*** PROVIDED RECORDS
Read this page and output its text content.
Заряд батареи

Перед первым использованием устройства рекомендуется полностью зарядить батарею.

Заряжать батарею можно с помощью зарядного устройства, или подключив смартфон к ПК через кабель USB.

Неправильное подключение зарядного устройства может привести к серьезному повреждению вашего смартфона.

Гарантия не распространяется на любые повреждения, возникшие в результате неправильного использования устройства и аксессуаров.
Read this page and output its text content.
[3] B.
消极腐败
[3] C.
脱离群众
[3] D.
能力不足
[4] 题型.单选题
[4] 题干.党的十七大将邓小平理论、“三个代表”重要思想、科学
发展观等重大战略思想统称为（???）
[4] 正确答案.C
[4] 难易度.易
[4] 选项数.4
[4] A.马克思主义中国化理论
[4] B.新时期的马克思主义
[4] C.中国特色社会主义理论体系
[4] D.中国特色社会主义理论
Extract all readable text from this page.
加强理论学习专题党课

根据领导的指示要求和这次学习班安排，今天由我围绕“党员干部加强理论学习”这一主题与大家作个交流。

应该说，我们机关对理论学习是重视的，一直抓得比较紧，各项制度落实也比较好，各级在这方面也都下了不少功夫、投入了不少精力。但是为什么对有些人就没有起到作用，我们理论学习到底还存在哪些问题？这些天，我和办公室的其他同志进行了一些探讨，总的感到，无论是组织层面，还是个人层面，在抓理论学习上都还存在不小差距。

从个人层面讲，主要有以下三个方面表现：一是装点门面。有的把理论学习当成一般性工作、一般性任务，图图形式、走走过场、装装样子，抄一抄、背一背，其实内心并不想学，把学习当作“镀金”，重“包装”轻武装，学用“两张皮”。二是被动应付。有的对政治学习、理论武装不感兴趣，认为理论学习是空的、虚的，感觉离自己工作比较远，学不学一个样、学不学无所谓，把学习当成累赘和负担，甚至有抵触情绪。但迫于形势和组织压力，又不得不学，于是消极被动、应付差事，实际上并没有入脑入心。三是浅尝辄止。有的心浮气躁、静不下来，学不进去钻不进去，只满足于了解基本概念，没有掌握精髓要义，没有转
******
■ SHORT EXERCISE
Return a copy of every line that includes the word "зарядного".

■ REPLY
Заряжать батарею можно с помощью зарядного устройства, или подключив смартфон к ПК через кабель USB.
Неправильное подключение зарядного устройства может привести к серьезному повреждению вашего смартфона.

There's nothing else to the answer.